- INSTRUCTION
Filter for the word "name" and keep each matching line.

- MATERIALS PROVIDED
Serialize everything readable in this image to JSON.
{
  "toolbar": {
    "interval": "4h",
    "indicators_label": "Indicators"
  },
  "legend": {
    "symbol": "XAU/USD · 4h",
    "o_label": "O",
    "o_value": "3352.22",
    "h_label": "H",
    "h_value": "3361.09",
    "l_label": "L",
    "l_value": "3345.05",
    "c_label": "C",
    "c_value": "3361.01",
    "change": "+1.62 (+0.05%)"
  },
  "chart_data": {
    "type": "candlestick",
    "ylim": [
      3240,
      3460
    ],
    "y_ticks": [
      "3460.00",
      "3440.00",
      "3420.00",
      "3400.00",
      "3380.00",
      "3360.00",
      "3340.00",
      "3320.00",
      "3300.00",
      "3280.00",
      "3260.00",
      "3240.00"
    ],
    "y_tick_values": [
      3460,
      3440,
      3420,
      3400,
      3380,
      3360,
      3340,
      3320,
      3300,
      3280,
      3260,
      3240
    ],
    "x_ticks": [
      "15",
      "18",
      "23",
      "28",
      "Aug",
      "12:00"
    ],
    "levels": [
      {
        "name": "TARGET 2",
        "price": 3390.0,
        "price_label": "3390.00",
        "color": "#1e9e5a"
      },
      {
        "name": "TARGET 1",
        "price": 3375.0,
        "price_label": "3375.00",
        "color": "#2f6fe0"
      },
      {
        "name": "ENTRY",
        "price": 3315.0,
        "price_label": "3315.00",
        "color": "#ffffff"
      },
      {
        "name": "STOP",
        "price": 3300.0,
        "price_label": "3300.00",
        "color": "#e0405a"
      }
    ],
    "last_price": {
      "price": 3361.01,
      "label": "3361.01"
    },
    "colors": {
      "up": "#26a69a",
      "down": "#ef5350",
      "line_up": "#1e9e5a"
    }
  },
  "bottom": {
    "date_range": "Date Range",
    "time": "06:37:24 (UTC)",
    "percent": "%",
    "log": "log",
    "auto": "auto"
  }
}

- EXERCISE OUTPUT
        "name": "TARGET 2",
        "name": "TARGET 1",
        "name": "ENTRY",
        "name": "STOP",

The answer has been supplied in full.